**THE RECORDS**
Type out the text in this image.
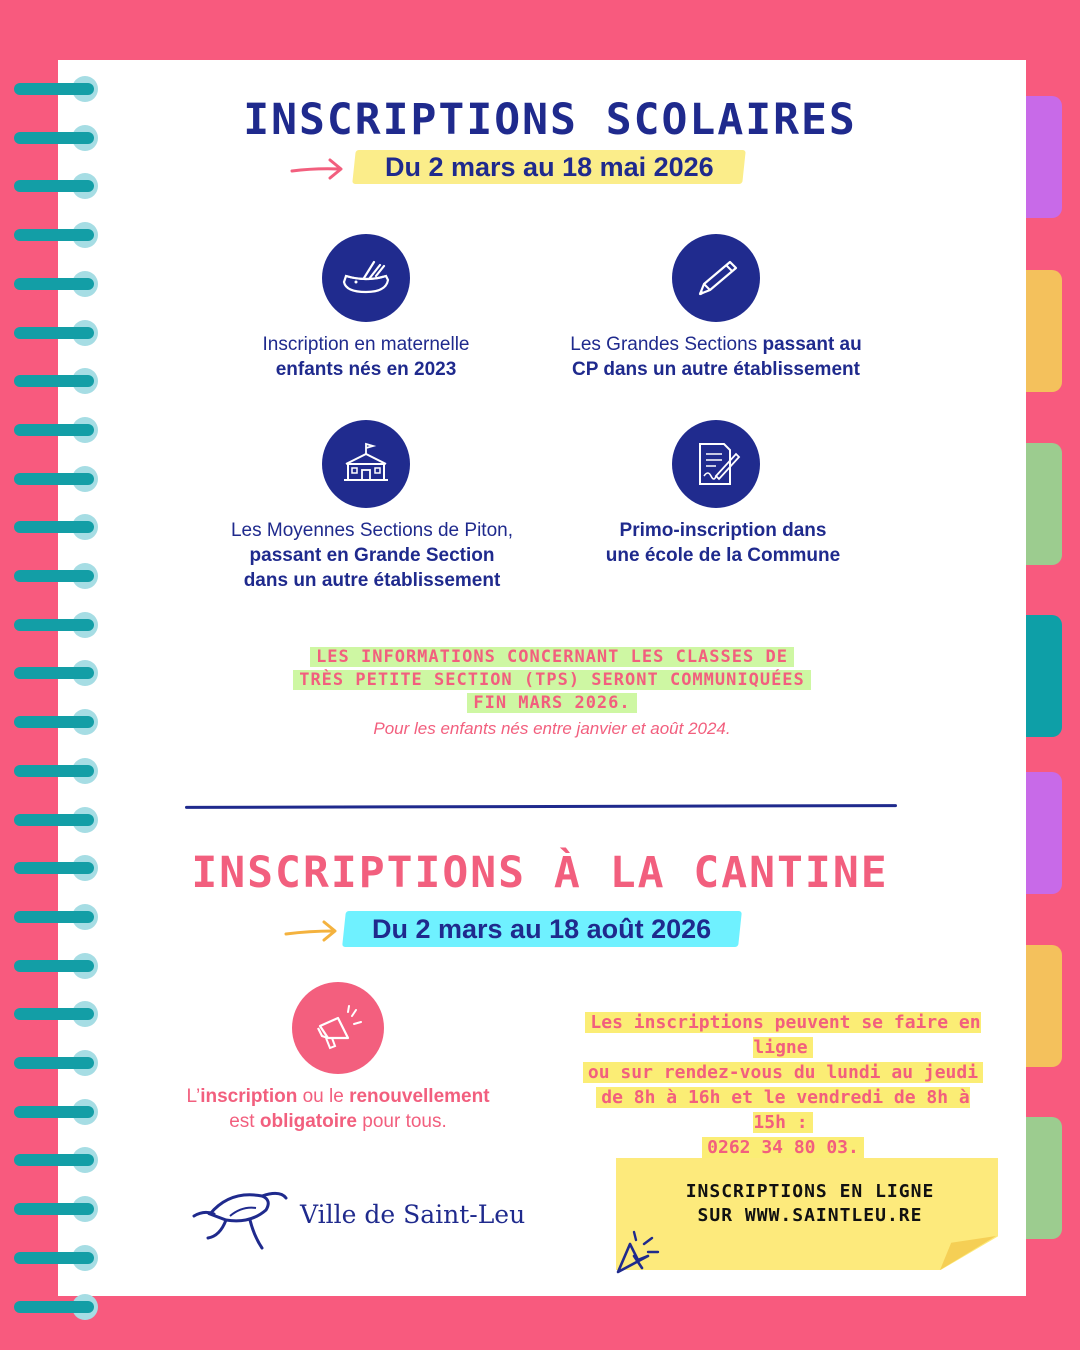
INSCRIPTIONS SCOLAIRES
Du 2 mars au 18 mai 2026
Inscription en maternelle
enfants nés en 2023
Les Grandes Sections passant au
CP dans un autre établissement
Les Moyennes Sections de Piton,
passant en Grande Section
dans un autre établissement
Primo-inscription dans
une école de la Commune
LES INFORMATIONS CONCERNANT LES CLASSES DE
TRÈS PETITE SECTION (TPS) SERONT COMMUNIQUÉES
FIN MARS 2026.
Pour les enfants nés entre janvier et août 2024.
INSCRIPTIONS À LA CANTINE
Du 2 mars au 18 août 2026
L’inscription ou le renouvellement
est obligatoire pour tous.
Les inscriptions peuvent se faire en ligne
ou sur rendez-vous du lundi au jeudi
de 8h à 16h et le vendredi de 8h à 15h :
0262 34 80 03.
Ville de Saint-Leu
INSCRIPTIONS EN LIGNE
SUR WWW.SAINTLEU.RE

**DESCRIPTION OF THE TASK**
Drop the pictures and reproduce the rest of the entries above exactly.

**EXERCISE OUTPUT**
Type out the text in this image.
INSCRIPTIONS SCOLAIRES
Du 2 mars au 18 mai 2026
Inscription en maternelle
enfants nés en 2023
Les Grandes Sections passant au
CP dans un autre établissement
Les Moyennes Sections de Piton,
passant en Grande Section
dans un autre établissement
Primo-inscription dans
une école de la Commune
LES INFORMATIONS CONCERNANT LES CLASSES DE
TRÈS PETITE SECTION (TPS) SERONT COMMUNIQUÉES
FIN MARS 2026.
Pour les enfants nés entre janvier et août 2024.
INSCRIPTIONS À LA CANTINE
Du 2 mars au 18 août 2026
L’inscription ou le renouvellement
est obligatoire pour tous.
Les inscriptions peuvent se faire en ligne
ou sur rendez-vous du lundi au jeudi
de 8h à 16h et le vendredi de 8h à 15h :
0262 34 80 03.
Ville de Saint-Leu
INSCRIPTIONS EN LIGNE
SUR WWW.SAINTLEU.RE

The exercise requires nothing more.